**What to do**.
**1)** Please copy the Netflix article word for word from "Netflix was among" to "humanitarian aid force.".
**2)** Name every country where, according to Hastings in the Netflix article, Netflix is now producing.

**Document text**.
BARCELONA, Spain -- Netflix employees were personally affected by President Donald Trump’s attempt to ban people entering from seven Muslim countries, the company’s CEO said Tuesday.

Reed Hastings has been a critic of the temporary travel ban, which Trump hopes to revive in a revised form this week, and told The Associated Press on Tuesday that some of his co-workers had gotten caught up in it.

“We had Iranian and Iraqi employees who were unable to come to work,” he said on the sidelines of the Mobile World Congress, the wireless industry’s biggest annual gathering held in Barcelona, Spain.

Netflix was among dozens of tech companies that publicly opposed the travel ban out of fear that it would stifle innovation. Hastings aims to make Netflix even more global, including by creating more original content in foreign languages.

“We are focused on international expansion, mainly in Europe and Asia,” Hastings said. “It’s just the beginning of the Internet. We are producing all over the globe with great success, now also in Spain, France, Germany, the U.K., Turkey, India, and even Japan, with anime shows.”

Netflix, which has some 93 million subscribers across 190 countries, is riding the success of some of its own productions, having won its first ever Oscar this week for the documentary “White Helmets,” about Syria’s humanitarian aid force.

**Recorded data**.

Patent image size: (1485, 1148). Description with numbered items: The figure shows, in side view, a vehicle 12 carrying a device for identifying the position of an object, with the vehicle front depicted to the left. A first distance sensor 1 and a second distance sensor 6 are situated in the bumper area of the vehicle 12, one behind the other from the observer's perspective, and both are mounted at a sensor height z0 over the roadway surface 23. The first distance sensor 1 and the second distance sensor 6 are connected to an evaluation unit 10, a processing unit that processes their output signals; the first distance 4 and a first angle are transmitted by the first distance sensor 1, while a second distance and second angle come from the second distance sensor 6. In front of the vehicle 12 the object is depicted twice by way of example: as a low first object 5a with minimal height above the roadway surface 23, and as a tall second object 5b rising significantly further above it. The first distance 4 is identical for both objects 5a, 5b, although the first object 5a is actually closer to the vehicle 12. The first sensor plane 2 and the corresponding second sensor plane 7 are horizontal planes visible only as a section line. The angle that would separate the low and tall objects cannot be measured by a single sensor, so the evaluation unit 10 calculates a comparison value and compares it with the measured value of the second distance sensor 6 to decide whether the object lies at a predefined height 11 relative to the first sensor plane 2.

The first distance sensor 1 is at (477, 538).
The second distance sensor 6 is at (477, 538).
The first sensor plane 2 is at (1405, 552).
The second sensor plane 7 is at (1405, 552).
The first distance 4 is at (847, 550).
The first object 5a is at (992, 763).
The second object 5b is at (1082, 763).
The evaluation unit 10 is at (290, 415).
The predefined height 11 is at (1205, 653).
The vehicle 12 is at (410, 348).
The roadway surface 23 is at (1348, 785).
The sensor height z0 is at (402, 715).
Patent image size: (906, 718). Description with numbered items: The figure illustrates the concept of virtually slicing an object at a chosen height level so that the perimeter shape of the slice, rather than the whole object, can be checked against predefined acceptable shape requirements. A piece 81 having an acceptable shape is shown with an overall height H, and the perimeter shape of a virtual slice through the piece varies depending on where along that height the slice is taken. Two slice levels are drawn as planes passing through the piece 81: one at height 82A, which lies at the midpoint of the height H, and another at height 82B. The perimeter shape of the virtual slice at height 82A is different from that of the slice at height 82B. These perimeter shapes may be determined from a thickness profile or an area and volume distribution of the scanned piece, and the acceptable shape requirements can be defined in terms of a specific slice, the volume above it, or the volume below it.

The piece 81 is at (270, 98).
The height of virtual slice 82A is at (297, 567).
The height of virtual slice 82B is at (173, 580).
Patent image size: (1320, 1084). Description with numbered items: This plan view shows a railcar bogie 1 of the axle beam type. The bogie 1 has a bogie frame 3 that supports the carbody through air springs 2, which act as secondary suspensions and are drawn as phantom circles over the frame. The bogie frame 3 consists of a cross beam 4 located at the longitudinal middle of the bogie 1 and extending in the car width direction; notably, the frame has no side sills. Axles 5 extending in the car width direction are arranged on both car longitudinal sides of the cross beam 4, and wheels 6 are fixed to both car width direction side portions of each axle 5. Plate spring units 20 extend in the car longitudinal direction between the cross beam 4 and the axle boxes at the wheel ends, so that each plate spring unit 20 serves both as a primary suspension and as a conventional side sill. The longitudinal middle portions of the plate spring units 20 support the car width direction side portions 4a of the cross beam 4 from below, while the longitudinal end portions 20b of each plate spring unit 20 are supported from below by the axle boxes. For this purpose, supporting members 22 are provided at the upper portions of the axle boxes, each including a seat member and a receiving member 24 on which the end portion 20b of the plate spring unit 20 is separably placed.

**Exercise results**.
**1)**
Netflix was among dozens of tech companies that publicly opposed the travel ban out of fear that it would stifle innovation. Hastings aims to make Netflix even more global, including by creating more original content in foreign languages.

“We are focused on international expansion, mainly in Europe and Asia,” Hastings said. “It’s just the beginning of the Internet. We are producing all over the globe with great success, now also in Spain, France, Germany, the U.K., Turkey, India, and even Japan, with anime shows.”

Netflix, which has some 93 million subscribers across 190 countries, is riding the success of some of its own productions, having won its first ever Oscar this week for the documentary “White Helmets,” about Syria’s humanitarian aid force.

**2)** Spain, France, Germany, the U.K., Turkey, India, Japan